What this task involves
Output the material below in full, exactly as it is.

Entries supplied
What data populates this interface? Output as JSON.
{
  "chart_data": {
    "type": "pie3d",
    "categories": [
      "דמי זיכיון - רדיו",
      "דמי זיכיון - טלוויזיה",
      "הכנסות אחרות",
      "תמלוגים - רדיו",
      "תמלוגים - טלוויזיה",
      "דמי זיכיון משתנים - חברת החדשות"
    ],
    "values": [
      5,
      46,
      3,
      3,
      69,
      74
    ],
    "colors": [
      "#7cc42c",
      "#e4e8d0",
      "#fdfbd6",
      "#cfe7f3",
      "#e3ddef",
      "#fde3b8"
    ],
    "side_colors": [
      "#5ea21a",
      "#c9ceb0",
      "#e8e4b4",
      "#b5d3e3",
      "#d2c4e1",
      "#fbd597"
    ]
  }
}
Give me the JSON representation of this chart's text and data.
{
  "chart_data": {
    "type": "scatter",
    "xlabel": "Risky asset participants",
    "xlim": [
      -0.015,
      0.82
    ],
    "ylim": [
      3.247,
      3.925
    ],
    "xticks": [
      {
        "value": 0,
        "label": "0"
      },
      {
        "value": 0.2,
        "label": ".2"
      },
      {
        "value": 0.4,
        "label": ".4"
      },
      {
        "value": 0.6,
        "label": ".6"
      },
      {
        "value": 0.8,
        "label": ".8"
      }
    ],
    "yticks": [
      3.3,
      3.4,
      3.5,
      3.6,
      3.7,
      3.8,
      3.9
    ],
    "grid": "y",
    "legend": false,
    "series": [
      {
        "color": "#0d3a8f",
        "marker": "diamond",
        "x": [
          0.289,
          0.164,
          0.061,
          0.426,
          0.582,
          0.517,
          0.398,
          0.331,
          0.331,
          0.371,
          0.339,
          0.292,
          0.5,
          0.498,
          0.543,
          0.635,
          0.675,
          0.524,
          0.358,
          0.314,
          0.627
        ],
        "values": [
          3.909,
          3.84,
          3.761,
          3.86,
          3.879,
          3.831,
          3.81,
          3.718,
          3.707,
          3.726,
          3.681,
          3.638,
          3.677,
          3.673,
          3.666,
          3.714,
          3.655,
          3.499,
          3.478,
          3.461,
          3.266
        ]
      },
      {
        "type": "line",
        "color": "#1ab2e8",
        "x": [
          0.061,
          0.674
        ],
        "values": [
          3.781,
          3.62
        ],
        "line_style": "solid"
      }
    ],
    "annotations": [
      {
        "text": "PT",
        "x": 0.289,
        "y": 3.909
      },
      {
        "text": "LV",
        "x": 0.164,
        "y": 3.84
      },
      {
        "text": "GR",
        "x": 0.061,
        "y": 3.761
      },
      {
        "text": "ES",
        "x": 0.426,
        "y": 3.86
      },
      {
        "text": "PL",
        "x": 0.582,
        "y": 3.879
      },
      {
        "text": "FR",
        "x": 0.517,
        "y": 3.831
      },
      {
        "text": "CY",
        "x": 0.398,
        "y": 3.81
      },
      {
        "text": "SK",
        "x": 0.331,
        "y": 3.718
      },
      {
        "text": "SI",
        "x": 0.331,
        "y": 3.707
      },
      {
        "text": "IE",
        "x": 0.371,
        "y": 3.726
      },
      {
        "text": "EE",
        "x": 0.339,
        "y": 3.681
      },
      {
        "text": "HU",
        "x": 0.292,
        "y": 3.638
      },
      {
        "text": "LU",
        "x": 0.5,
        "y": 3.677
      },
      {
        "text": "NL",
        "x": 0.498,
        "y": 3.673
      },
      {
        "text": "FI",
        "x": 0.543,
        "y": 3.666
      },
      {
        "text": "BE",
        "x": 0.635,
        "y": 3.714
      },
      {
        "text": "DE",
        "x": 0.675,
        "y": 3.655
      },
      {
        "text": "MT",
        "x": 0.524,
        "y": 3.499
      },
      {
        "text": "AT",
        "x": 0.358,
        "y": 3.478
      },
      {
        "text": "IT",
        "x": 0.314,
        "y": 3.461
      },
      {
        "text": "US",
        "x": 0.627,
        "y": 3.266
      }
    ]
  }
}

Task result
What data populates this interface? Output as JSON.
{
  "chart_data": {
    "type": "pie3d",
    "categories": [
      "דמי זיכיון - רדיו",
      "דמי זיכיון - טלוויזיה",
      "הכנסות אחרות",
      "תמלוגים - רדיו",
      "תמלוגים - טלוויזיה",
      "דמי זיכיון משתנים - חברת החדשות"
    ],
    "values": [
      5,
      46,
      3,
      3,
      69,
      74
    ],
    "colors": [
      "#7cc42c",
      "#e4e8d0",
      "#fdfbd6",
      "#cfe7f3",
      "#e3ddef",
      "#fde3b8"
    ],
    "side_colors": [
      "#5ea21a",
      "#c9ceb0",
      "#e8e4b4",
      "#b5d3e3",
      "#d2c4e1",
      "#fbd597"
    ]
  }
}
Give me the JSON representation of this chart's text and data.
{
  "chart_data": {
    "type": "scatter",
    "xlabel": "Risky asset participants",
    "xlim": [
      -0.015,
      0.82
    ],
    "ylim": [
      3.247,
      3.925
    ],
    "xticks": [
      {
        "value": 0,
        "label": "0"
      },
      {
        "value": 0.2,
        "label": ".2"
      },
      {
        "value": 0.4,
        "label": ".4"
      },
      {
        "value": 0.6,
        "label": ".6"
      },
      {
        "value": 0.8,
        "label": ".8"
      }
    ],
    "yticks": [
      3.3,
      3.4,
      3.5,
      3.6,
      3.7,
      3.8,
      3.9
    ],
    "grid": "y",
    "legend": false,
    "series": [
      {
        "color": "#0d3a8f",
        "marker": "diamond",
        "x": [
          0.289,
          0.164,
          0.061,
          0.426,
          0.582,
          0.517,
          0.398,
          0.331,
          0.331,
          0.371,
          0.339,
          0.292,
          0.5,
          0.498,
          0.543,
          0.635,
          0.675,
          0.524,
          0.358,
          0.314,
          0.627
        ],
        "values": [
          3.909,
          3.84,
          3.761,
          3.86,
          3.879,
          3.831,
          3.81,
          3.718,
          3.707,
          3.726,
          3.681,
          3.638,
          3.677,
          3.673,
          3.666,
          3.714,
          3.655,
          3.499,
          3.478,
          3.461,
          3.266
        ]
      },
      {
        "type": "line",
        "color": "#1ab2e8",
        "x": [
          0.061,
          0.674
        ],
        "values": [
          3.781,
          3.62
        ],
        "line_style": "solid"
      }
    ],
    "annotations": [
      {
        "text": "PT",
        "x": 0.289,
        "y": 3.909
      },
      {
        "text": "LV",
        "x": 0.164,
        "y": 3.84
      },
      {
        "text": "GR",
        "x": 0.061,
        "y": 3.761
      },
      {
        "text": "ES",
        "x": 0.426,
        "y": 3.86
      },
      {
        "text": "PL",
        "x": 0.582,
        "y": 3.879
      },
      {
        "text": "FR",
        "x": 0.517,
        "y": 3.831
      },
      {
        "text": "CY",
        "x": 0.398,
        "y": 3.81
      },
      {
        "text": "SK",
        "x": 0.331,
        "y": 3.718
      },
      {
        "text": "SI",
        "x": 0.331,
        "y": 3.707
      },
      {
        "text": "IE",
        "x": 0.371,
        "y": 3.726
      },
      {
        "text": "EE",
        "x": 0.339,
        "y": 3.681
      },
      {
        "text": "HU",
        "x": 0.292,
        "y": 3.638
      },
      {
        "text": "LU",
        "x": 0.5,
        "y": 3.677
      },
      {
        "text": "NL",
        "x": 0.498,
        "y": 3.673
      },
      {
        "text": "FI",
        "x": 0.543,
        "y": 3.666
      },
      {
        "text": "BE",
        "x": 0.635,
        "y": 3.714
      },
      {
        "text": "DE",
        "x": 0.675,
        "y": 3.655
      },
      {
        "text": "MT",
        "x": 0.524,
        "y": 3.499
      },
      {
        "text": "AT",
        "x": 0.358,
        "y": 3.478
      },
      {
        "text": "IT",
        "x": 0.314,
        "y": 3.461
      },
      {
        "text": "US",
        "x": 0.627,
        "y": 3.266
      }
    ]
  }
}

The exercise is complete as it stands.